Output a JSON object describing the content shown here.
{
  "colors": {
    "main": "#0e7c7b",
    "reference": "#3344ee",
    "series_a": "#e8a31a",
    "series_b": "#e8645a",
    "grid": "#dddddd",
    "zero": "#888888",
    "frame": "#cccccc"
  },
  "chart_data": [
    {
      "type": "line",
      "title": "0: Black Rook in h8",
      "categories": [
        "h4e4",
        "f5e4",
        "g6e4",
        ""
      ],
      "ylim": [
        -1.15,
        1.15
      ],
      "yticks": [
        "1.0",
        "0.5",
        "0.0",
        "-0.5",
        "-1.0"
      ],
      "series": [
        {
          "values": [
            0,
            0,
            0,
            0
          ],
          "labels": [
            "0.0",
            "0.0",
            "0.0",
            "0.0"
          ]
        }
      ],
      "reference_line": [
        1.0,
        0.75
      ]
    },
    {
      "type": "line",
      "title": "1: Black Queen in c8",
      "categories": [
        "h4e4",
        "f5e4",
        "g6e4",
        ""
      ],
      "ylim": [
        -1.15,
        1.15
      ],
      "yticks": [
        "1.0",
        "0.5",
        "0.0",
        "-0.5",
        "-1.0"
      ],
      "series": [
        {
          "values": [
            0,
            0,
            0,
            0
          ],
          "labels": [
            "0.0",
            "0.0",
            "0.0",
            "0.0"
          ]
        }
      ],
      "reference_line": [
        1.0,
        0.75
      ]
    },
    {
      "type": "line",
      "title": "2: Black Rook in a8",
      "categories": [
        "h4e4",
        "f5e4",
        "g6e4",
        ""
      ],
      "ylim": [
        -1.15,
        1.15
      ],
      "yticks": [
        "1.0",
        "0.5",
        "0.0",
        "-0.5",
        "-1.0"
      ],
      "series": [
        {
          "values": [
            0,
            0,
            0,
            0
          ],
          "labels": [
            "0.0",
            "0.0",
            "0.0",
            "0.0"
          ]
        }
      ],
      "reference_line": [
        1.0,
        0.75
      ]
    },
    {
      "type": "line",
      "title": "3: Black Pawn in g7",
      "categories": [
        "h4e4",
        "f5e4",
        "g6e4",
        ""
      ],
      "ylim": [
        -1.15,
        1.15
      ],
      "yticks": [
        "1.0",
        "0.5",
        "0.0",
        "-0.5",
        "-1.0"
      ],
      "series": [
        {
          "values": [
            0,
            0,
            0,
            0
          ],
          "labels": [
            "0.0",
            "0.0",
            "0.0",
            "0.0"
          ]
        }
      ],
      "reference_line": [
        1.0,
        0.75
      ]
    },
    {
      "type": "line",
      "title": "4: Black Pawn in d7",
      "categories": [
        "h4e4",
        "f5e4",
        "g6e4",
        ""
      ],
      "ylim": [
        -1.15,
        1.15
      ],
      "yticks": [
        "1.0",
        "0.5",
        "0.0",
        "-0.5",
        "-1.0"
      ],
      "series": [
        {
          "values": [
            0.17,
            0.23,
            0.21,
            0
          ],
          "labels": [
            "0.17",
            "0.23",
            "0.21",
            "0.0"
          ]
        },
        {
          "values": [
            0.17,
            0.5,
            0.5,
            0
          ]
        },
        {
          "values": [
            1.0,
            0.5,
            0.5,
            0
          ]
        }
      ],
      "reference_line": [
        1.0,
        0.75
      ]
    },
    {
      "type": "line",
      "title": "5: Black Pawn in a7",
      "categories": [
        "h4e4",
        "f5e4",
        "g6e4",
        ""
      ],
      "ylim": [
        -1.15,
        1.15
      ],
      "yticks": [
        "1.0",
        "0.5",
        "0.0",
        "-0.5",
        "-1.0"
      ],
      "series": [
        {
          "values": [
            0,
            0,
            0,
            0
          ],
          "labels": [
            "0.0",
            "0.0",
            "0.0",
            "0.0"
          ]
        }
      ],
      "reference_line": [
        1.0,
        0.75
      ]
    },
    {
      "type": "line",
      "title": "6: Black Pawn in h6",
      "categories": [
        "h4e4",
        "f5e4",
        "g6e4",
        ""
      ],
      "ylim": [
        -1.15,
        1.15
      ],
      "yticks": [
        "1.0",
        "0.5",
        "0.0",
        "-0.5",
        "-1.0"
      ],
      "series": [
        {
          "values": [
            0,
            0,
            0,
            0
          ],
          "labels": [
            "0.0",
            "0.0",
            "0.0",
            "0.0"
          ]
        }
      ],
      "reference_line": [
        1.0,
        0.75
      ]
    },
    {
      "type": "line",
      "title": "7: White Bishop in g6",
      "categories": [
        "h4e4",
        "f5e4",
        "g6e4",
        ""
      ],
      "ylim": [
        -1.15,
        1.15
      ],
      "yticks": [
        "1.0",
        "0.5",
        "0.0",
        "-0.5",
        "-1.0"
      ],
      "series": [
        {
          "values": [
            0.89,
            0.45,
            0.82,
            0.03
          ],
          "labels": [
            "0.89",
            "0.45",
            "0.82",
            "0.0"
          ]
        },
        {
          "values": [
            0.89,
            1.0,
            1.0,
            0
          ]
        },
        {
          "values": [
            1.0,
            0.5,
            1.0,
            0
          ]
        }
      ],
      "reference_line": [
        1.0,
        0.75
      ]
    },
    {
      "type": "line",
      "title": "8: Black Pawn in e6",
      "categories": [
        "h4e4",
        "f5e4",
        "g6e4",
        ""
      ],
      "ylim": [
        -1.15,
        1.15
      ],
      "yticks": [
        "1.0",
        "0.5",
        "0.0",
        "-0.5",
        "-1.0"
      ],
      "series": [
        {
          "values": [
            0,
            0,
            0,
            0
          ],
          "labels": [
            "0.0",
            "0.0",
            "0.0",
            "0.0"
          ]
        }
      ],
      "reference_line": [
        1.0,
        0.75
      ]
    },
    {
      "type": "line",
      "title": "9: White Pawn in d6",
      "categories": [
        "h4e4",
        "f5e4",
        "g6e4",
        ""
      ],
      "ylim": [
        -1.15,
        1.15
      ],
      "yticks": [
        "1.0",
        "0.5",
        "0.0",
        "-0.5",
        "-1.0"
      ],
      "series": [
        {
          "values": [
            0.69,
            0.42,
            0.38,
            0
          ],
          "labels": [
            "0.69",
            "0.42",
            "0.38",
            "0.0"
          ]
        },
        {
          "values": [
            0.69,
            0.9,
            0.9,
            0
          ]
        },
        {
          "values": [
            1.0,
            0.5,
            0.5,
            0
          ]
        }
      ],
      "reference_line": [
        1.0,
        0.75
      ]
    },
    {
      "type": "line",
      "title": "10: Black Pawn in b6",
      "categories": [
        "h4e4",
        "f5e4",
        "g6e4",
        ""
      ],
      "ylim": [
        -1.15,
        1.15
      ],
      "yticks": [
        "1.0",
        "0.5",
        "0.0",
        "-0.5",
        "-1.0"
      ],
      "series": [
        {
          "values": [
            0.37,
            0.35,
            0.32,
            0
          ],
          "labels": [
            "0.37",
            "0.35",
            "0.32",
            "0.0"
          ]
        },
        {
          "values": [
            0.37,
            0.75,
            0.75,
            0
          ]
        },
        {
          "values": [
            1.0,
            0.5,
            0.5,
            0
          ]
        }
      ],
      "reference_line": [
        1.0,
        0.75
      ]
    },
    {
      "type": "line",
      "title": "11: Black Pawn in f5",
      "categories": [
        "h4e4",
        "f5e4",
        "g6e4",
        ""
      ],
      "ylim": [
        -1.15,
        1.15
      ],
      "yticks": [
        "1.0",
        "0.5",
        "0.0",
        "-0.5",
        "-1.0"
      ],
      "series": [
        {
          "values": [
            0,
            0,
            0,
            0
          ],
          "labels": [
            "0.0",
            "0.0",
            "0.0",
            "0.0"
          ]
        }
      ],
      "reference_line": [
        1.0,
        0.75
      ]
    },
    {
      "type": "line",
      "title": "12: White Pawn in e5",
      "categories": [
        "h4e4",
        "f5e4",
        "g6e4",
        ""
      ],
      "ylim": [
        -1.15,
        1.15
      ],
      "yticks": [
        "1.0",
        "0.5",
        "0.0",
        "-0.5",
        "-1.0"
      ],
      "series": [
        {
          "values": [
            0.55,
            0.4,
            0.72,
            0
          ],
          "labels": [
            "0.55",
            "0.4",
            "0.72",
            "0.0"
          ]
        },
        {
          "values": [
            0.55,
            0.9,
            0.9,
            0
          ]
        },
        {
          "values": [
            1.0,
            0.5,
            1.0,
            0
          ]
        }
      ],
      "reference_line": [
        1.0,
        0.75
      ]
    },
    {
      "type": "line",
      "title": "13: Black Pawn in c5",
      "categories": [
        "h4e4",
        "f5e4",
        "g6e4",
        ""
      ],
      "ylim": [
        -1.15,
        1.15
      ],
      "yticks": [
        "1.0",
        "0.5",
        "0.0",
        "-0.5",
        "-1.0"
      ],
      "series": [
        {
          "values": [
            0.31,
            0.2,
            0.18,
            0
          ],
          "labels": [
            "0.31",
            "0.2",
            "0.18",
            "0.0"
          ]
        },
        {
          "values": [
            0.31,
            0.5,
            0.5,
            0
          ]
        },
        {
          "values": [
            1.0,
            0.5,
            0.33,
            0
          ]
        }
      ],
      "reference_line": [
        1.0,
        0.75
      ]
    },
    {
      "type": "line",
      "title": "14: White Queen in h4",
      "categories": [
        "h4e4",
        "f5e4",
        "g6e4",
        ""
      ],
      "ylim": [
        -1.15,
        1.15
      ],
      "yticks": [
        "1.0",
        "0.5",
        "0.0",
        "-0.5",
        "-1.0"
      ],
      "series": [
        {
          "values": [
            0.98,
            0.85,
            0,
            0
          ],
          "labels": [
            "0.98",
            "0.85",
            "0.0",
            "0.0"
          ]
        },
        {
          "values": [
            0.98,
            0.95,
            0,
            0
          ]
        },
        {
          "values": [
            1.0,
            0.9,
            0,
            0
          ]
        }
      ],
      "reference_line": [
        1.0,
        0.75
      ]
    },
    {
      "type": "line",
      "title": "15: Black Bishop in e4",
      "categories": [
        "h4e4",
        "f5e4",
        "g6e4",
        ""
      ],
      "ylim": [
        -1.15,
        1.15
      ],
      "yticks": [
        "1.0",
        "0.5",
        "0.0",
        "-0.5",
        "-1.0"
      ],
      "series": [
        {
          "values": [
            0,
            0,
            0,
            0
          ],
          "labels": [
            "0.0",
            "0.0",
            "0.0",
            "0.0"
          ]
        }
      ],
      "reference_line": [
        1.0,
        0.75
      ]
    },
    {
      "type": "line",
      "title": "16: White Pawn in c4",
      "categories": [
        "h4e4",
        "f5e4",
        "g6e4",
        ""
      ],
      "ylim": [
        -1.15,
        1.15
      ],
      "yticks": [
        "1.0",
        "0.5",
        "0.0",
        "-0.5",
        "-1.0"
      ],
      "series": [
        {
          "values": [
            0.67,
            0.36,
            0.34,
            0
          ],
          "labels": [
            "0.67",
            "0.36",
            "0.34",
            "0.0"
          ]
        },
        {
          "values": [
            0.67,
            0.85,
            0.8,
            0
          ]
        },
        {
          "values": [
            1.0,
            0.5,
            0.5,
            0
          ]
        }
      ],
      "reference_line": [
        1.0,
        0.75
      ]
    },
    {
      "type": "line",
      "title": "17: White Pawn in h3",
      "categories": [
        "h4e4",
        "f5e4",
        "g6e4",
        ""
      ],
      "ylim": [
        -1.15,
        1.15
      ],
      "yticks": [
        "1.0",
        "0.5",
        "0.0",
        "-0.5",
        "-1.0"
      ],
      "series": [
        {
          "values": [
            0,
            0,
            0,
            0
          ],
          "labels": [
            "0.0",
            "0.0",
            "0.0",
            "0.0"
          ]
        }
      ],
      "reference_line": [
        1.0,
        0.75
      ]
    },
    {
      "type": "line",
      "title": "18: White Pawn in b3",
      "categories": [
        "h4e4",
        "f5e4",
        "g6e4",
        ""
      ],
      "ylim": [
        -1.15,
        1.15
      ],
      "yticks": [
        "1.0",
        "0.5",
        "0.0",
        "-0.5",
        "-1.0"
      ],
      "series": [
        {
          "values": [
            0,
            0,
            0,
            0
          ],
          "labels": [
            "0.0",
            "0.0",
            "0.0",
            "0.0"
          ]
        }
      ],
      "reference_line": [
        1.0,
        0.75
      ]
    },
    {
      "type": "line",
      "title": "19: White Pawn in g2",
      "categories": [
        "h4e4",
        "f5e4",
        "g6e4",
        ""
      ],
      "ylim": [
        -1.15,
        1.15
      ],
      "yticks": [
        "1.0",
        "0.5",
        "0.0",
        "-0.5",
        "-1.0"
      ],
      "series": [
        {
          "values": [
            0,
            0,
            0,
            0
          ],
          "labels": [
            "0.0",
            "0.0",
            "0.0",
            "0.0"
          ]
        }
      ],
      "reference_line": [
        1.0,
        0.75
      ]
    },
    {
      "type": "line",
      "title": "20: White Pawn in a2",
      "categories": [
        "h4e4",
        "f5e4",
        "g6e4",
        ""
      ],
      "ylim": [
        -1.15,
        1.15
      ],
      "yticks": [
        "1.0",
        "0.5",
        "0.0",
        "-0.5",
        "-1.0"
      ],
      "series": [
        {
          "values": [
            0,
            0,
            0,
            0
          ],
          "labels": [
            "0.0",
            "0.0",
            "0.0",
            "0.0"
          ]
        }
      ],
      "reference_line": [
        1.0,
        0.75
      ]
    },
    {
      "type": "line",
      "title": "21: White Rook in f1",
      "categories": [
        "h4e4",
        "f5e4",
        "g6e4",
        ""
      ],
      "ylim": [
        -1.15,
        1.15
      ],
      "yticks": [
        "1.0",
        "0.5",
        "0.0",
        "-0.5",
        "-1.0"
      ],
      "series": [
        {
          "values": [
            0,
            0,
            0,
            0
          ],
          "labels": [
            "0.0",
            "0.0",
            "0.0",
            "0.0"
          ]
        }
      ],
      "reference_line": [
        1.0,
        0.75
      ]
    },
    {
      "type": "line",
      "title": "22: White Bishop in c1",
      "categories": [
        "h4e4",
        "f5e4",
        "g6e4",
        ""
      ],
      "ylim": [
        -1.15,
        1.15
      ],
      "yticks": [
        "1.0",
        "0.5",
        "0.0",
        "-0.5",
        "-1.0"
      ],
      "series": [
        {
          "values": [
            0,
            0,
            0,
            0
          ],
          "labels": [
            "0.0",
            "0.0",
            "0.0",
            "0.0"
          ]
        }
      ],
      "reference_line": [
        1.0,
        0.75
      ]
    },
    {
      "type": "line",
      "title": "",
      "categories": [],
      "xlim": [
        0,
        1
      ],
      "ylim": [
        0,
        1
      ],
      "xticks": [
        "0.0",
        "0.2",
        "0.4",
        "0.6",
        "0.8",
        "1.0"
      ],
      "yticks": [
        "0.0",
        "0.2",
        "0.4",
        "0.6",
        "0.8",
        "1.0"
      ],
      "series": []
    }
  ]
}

■ **TASK REQUIREMENTS**: Count every line in the preceding entries where the string "Rook" appears, then state only the total.

■ **RESPONSE FOR THIS EXERCISE**: 3